** start of Excerpted data **

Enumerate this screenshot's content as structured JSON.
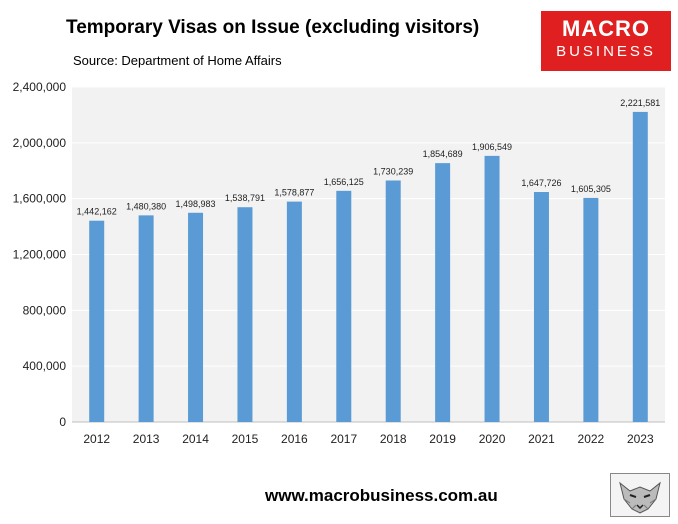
{
  "header": {
    "title": "Temporary Visas on Issue (excluding visitors)",
    "subtitle": "Source: Department of Home Affairs"
  },
  "logo": {
    "line1": "MACRO",
    "line2": "BUSINESS",
    "bg_color": "#e02020"
  },
  "footer": {
    "url": "www.macrobusiness.com.au"
  },
  "chart_data": {
    "type": "bar",
    "categories": [
      "2012",
      "2013",
      "2014",
      "2015",
      "2016",
      "2017",
      "2018",
      "2019",
      "2020",
      "2021",
      "2022",
      "2023"
    ],
    "values": [
      1442162,
      1480380,
      1498983,
      1538791,
      1578877,
      1656125,
      1730239,
      1854689,
      1906549,
      1647726,
      1605305,
      2221581
    ],
    "data_labels": [
      "1,442,162",
      "1,480,380",
      "1,498,983",
      "1,538,791",
      "1,578,877",
      "1,656,125",
      "1,730,239",
      "1,854,689",
      "1,906,549",
      "1,647,726",
      "1,605,305",
      "2,221,581"
    ],
    "title": "Temporary Visas on Issue (excluding visitors)",
    "subtitle": "Source: Department of Home Affairs",
    "ylim": [
      0,
      2400000
    ],
    "y_ticks": [
      0,
      400000,
      800000,
      1200000,
      1600000,
      2000000,
      2400000
    ],
    "y_tick_labels": [
      "0",
      "400,000",
      "800,000",
      "1,200,000",
      "1,600,000",
      "2,000,000",
      "2,400,000"
    ],
    "grid": "horizontal",
    "bar_color": "#5b9bd5",
    "plot_bg": "#f2f2f2"
  }
}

** end of Excerpted data **

§ What to do
Repeat the material above verbatim. Leave the pictures behind.

§ Task result
Enumerate this screenshot's content as structured JSON.
{
  "header": {
    "title": "Temporary Visas on Issue (excluding visitors)",
    "subtitle": "Source: Department of Home Affairs"
  },
  "logo": {
    "line1": "MACRO",
    "line2": "BUSINESS",
    "bg_color": "#e02020"
  },
  "footer": {
    "url": "www.macrobusiness.com.au"
  },
  "chart_data": {
    "type": "bar",
    "categories": [
      "2012",
      "2013",
      "2014",
      "2015",
      "2016",
      "2017",
      "2018",
      "2019",
      "2020",
      "2021",
      "2022",
      "2023"
    ],
    "values": [
      1442162,
      1480380,
      1498983,
      1538791,
      1578877,
      1656125,
      1730239,
      1854689,
      1906549,
      1647726,
      1605305,
      2221581
    ],
    "data_labels": [
      "1,442,162",
      "1,480,380",
      "1,498,983",
      "1,538,791",
      "1,578,877",
      "1,656,125",
      "1,730,239",
      "1,854,689",
      "1,906,549",
      "1,647,726",
      "1,605,305",
      "2,221,581"
    ],
    "title": "Temporary Visas on Issue (excluding visitors)",
    "subtitle": "Source: Department of Home Affairs",
    "ylim": [
      0,
      2400000
    ],
    "y_ticks": [
      0,
      400000,
      800000,
      1200000,
      1600000,
      2000000,
      2400000
    ],
    "y_tick_labels": [
      "0",
      "400,000",
      "800,000",
      "1,200,000",
      "1,600,000",
      "2,000,000",
      "2,400,000"
    ],
    "grid": "horizontal",
    "bar_color": "#5b9bd5",
    "plot_bg": "#f2f2f2"
  }
}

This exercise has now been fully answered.